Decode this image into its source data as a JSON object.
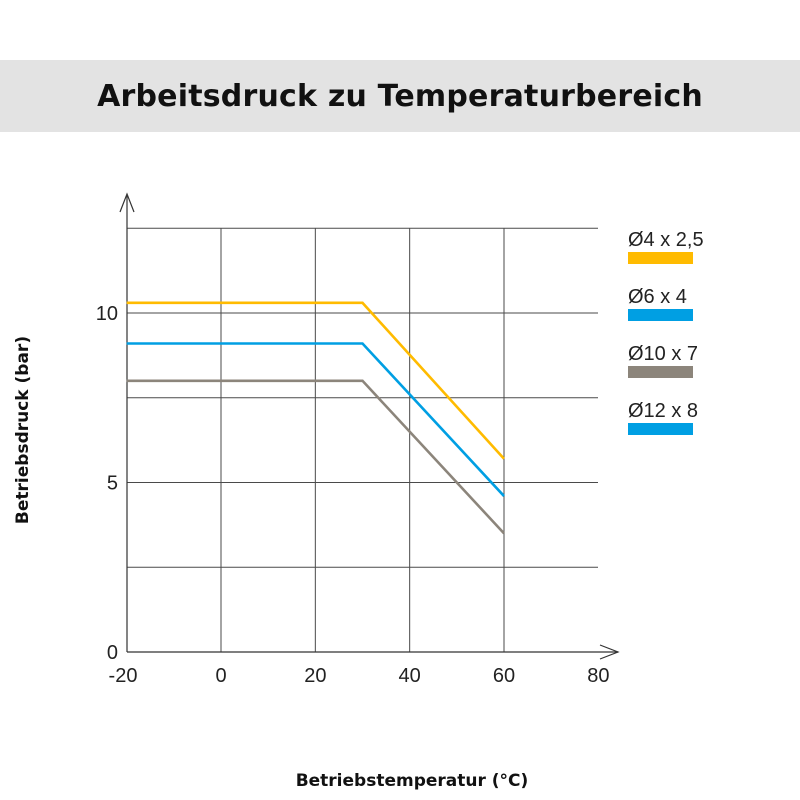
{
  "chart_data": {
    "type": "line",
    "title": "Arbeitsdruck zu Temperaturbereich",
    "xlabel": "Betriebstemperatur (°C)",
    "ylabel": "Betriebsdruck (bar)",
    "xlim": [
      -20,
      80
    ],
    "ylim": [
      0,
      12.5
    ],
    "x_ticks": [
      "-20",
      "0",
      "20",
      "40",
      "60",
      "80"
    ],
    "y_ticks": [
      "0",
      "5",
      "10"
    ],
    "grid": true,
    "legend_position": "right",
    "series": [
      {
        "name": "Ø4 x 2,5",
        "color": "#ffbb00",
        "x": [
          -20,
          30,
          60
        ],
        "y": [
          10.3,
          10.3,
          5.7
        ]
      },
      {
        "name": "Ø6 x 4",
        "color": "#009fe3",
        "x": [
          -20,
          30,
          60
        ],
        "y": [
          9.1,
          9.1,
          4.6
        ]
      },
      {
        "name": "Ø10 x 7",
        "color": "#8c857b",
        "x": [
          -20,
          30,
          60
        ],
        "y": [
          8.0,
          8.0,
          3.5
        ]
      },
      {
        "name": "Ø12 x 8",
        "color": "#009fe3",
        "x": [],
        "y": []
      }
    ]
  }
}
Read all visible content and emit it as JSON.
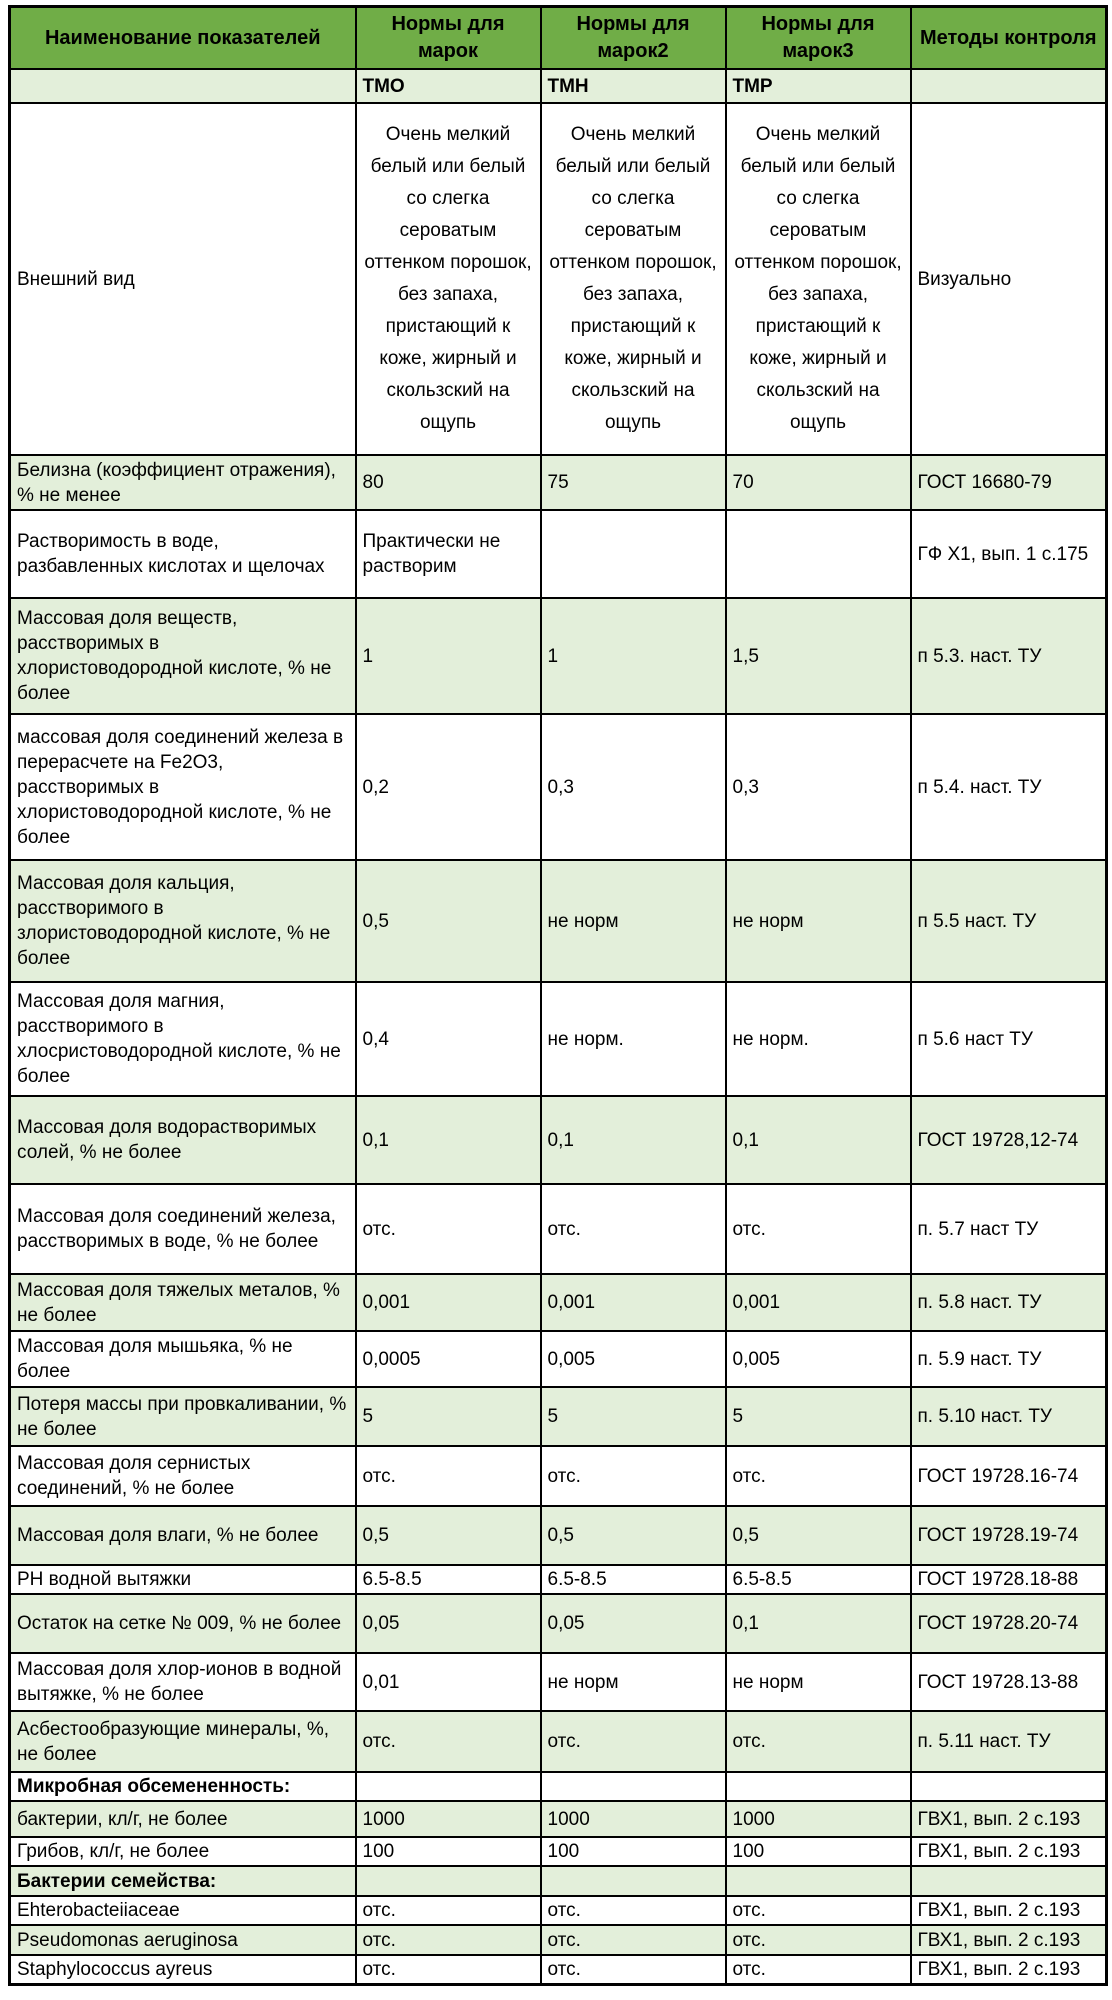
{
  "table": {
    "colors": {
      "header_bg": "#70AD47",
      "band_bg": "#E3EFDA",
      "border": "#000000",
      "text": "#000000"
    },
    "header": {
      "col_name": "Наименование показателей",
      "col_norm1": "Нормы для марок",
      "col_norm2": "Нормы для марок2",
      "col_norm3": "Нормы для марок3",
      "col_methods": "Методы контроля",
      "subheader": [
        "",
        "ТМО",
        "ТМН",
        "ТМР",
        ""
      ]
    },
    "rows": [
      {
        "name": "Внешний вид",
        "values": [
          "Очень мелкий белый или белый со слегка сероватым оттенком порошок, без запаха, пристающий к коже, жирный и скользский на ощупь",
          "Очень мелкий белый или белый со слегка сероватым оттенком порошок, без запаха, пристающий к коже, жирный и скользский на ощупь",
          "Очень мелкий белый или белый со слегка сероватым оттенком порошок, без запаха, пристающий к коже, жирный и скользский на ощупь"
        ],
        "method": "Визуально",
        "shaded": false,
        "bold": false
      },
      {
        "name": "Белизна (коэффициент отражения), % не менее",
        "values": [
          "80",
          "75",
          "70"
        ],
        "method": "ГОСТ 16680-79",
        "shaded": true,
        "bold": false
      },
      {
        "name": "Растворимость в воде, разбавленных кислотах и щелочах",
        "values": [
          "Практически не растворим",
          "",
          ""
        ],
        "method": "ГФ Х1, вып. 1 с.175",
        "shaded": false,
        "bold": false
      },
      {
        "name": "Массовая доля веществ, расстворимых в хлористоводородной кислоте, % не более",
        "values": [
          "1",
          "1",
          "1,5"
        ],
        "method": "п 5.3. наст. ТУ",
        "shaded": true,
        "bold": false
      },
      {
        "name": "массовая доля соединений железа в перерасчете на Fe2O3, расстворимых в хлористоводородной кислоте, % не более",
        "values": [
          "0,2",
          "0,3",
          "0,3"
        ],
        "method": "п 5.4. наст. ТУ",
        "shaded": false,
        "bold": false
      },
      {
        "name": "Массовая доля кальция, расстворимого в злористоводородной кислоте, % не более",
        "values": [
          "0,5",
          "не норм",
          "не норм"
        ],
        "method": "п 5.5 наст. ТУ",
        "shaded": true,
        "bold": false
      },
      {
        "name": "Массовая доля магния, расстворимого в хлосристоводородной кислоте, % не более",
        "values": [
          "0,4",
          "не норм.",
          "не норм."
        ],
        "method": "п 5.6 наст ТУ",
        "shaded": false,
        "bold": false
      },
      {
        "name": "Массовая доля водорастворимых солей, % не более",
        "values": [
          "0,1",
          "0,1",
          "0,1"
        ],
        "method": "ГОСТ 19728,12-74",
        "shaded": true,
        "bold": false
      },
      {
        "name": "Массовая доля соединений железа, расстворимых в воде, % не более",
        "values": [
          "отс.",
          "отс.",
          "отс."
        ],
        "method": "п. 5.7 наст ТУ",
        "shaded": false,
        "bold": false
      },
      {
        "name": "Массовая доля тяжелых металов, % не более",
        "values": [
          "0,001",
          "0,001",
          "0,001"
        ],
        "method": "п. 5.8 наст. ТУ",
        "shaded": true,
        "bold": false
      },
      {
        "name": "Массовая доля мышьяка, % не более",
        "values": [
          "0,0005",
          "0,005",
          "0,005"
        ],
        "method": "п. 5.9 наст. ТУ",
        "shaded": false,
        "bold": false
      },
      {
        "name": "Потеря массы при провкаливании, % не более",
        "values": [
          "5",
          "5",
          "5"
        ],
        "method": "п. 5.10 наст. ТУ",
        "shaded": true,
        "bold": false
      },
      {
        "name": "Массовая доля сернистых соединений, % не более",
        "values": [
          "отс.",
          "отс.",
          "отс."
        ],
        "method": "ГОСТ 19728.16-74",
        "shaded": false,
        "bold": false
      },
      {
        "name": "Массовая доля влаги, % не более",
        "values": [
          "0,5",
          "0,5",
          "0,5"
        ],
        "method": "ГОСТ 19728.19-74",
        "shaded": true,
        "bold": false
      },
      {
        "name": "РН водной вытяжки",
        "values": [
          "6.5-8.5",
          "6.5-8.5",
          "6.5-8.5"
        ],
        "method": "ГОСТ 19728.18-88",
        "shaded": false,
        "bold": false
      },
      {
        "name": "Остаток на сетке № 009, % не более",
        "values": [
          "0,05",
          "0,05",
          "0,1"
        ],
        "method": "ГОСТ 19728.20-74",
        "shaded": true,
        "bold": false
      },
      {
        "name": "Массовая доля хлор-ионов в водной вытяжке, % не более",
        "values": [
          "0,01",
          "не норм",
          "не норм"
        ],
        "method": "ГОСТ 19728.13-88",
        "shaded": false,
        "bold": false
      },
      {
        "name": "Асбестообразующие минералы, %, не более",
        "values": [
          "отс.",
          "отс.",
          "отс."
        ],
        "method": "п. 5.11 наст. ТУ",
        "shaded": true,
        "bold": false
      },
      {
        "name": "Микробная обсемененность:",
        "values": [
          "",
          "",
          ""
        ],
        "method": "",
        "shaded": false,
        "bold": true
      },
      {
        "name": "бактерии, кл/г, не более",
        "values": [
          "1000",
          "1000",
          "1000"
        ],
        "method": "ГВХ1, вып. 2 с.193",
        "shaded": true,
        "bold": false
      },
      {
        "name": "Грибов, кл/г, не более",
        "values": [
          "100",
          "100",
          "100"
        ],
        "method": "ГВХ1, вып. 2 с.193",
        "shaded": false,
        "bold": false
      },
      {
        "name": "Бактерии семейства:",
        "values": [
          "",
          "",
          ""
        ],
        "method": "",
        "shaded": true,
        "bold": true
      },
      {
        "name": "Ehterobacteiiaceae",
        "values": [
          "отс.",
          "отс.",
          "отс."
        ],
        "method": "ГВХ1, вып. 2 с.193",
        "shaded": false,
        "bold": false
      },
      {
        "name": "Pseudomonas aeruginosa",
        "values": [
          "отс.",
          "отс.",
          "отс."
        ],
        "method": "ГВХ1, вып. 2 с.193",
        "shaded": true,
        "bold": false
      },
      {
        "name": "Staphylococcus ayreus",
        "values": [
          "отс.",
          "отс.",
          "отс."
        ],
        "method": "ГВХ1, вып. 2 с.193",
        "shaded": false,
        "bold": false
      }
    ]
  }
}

THE PROBLEM
Copy out every line of the material above exactly, skipping the pictures.

FINAL RESULT
Decode this image into its source data as a JSON object.
{
  "chart_data": {
    "type": "line",
    "title": "Arbeitsdruck zu Temperaturbereich",
    "xlabel": "Betriebstemperatur (°C)",
    "ylabel": "Betriebsdruck (bar)",
    "xlim": [
      -20,
      80
    ],
    "ylim": [
      0,
      12.5
    ],
    "x_ticks": [
      "-20",
      "0",
      "20",
      "40",
      "60",
      "80"
    ],
    "y_ticks": [
      "0",
      "5",
      "10"
    ],
    "grid": true,
    "legend_position": "right",
    "series": [
      {
        "name": "Ø4 x 2,5",
        "color": "#ffbb00",
        "x": [
          -20,
          30,
          60
        ],
        "y": [
          10.3,
          10.3,
          5.7
        ]
      },
      {
        "name": "Ø6 x 4",
        "color": "#009fe3",
        "x": [
          -20,
          30,
          60
        ],
        "y": [
          9.1,
          9.1,
          4.6
        ]
      },
      {
        "name": "Ø10 x 7",
        "color": "#8c857b",
        "x": [
          -20,
          30,
          60
        ],
        "y": [
          8.0,
          8.0,
          3.5
        ]
      },
      {
        "name": "Ø12 x 8",
        "color": "#009fe3",
        "x": [],
        "y": []
      }
    ]
  }
}
Read all visible content and emit it as JSON.
{
  "table": {
    "colors": {
      "header_bg": "#70AD47",
      "band_bg": "#E3EFDA",
      "border": "#000000",
      "text": "#000000"
    },
    "header": {
      "col_name": "Наименование показателей",
      "col_norm1": "Нормы для марок",
      "col_norm2": "Нормы для марок2",
      "col_norm3": "Нормы для марок3",
      "col_methods": "Методы контроля",
      "subheader": [
        "",
        "ТМО",
        "ТМН",
        "ТМР",
        ""
      ]
    },
    "rows": [
      {
        "name": "Внешний вид",
        "values": [
          "Очень мелкий белый или белый со слегка сероватым оттенком порошок, без запаха, пристающий к коже, жирный и скользский на ощупь",
          "Очень мелкий белый или белый со слегка сероватым оттенком порошок, без запаха, пристающий к коже, жирный и скользский на ощупь",
          "Очень мелкий белый или белый со слегка сероватым оттенком порошок, без запаха, пристающий к коже, жирный и скользский на ощупь"
        ],
        "method": "Визуально",
        "shaded": false,
        "bold": false
      },
      {
        "name": "Белизна (коэффициент отражения), % не менее",
        "values": [
          "80",
          "75",
          "70"
        ],
        "method": "ГОСТ 16680-79",
        "shaded": true,
        "bold": false
      },
      {
        "name": "Растворимость в воде, разбавленных кислотах и щелочах",
        "values": [
          "Практически не растворим",
          "",
          ""
        ],
        "method": "ГФ Х1, вып. 1 с.175",
        "shaded": false,
        "bold": false
      },
      {
        "name": "Массовая доля веществ, расстворимых в хлористоводородной кислоте, % не более",
        "values": [
          "1",
          "1",
          "1,5"
        ],
        "method": "п 5.3. наст. ТУ",
        "shaded": true,
        "bold": false
      },
      {
        "name": "массовая доля соединений железа в перерасчете на Fe2O3, расстворимых в хлористоводородной кислоте, % не более",
        "values": [
          "0,2",
          "0,3",
          "0,3"
        ],
        "method": "п 5.4. наст. ТУ",
        "shaded": false,
        "bold": false
      },
      {
        "name": "Массовая доля кальция, расстворимого в злористоводородной кислоте, % не более",
        "values": [
          "0,5",
          "не норм",
          "не норм"
        ],
        "method": "п 5.5 наст. ТУ",
        "shaded": true,
        "bold": false
      },
      {
        "name": "Массовая доля магния, расстворимого в хлосристоводородной кислоте, % не более",
        "values": [
          "0,4",
          "не норм.",
          "не норм."
        ],
        "method": "п 5.6 наст ТУ",
        "shaded": false,
        "bold": false
      },
      {
        "name": "Массовая доля водорастворимых солей, % не более",
        "values": [
          "0,1",
          "0,1",
          "0,1"
        ],
        "method": "ГОСТ 19728,12-74",
        "shaded": true,
        "bold": false
      },
      {
        "name": "Массовая доля соединений железа, расстворимых в воде, % не более",
        "values": [
          "отс.",
          "отс.",
          "отс."
        ],
        "method": "п. 5.7 наст ТУ",
        "shaded": false,
        "bold": false
      },
      {
        "name": "Массовая доля тяжелых металов, % не более",
        "values": [
          "0,001",
          "0,001",
          "0,001"
        ],
        "method": "п. 5.8 наст. ТУ",
        "shaded": true,
        "bold": false
      },
      {
        "name": "Массовая доля мышьяка, % не более",
        "values": [
          "0,0005",
          "0,005",
          "0,005"
        ],
        "method": "п. 5.9 наст. ТУ",
        "shaded": false,
        "bold": false
      },
      {
        "name": "Потеря массы при провкаливании, % не более",
        "values": [
          "5",
          "5",
          "5"
        ],
        "method": "п. 5.10 наст. ТУ",
        "shaded": true,
        "bold": false
      },
      {
        "name": "Массовая доля сернистых соединений, % не более",
        "values": [
          "отс.",
          "отс.",
          "отс."
        ],
        "method": "ГОСТ 19728.16-74",
        "shaded": false,
        "bold": false
      },
      {
        "name": "Массовая доля влаги, % не более",
        "values": [
          "0,5",
          "0,5",
          "0,5"
        ],
        "method": "ГОСТ 19728.19-74",
        "shaded": true,
        "bold": false
      },
      {
        "name": "РН водной вытяжки",
        "values": [
          "6.5-8.5",
          "6.5-8.5",
          "6.5-8.5"
        ],
        "method": "ГОСТ 19728.18-88",
        "shaded": false,
        "bold": false
      },
      {
        "name": "Остаток на сетке № 009, % не более",
        "values": [
          "0,05",
          "0,05",
          "0,1"
        ],
        "method": "ГОСТ 19728.20-74",
        "shaded": true,
        "bold": false
      },
      {
        "name": "Массовая доля хлор-ионов в водной вытяжке, % не более",
        "values": [
          "0,01",
          "не норм",
          "не норм"
        ],
        "method": "ГОСТ 19728.13-88",
        "shaded": false,
        "bold": false
      },
      {
        "name": "Асбестообразующие минералы, %, не более",
        "values": [
          "отс.",
          "отс.",
          "отс."
        ],
        "method": "п. 5.11 наст. ТУ",
        "shaded": true,
        "bold": false
      },
      {
        "name": "Микробная обсемененность:",
        "values": [
          "",
          "",
          ""
        ],
        "method": "",
        "shaded": false,
        "bold": true
      },
      {
        "name": "бактерии, кл/г, не более",
        "values": [
          "1000",
          "1000",
          "1000"
        ],
        "method": "ГВХ1, вып. 2 с.193",
        "shaded": true,
        "bold": false
      },
      {
        "name": "Грибов, кл/г, не более",
        "values": [
          "100",
          "100",
          "100"
        ],
        "method": "ГВХ1, вып. 2 с.193",
        "shaded": false,
        "bold": false
      },
      {
        "name": "Бактерии семейства:",
        "values": [
          "",
          "",
          ""
        ],
        "method": "",
        "shaded": true,
        "bold": true
      },
      {
        "name": "Ehterobacteiiaceae",
        "values": [
          "отс.",
          "отс.",
          "отс."
        ],
        "method": "ГВХ1, вып. 2 с.193",
        "shaded": false,
        "bold": false
      },
      {
        "name": "Pseudomonas aeruginosa",
        "values": [
          "отс.",
          "отс.",
          "отс."
        ],
        "method": "ГВХ1, вып. 2 с.193",
        "shaded": true,
        "bold": false
      },
      {
        "name": "Staphylococcus ayreus",
        "values": [
          "отс.",
          "отс.",
          "отс."
        ],
        "method": "ГВХ1, вып. 2 с.193",
        "shaded": false,
        "bold": false
      }
    ]
  }
}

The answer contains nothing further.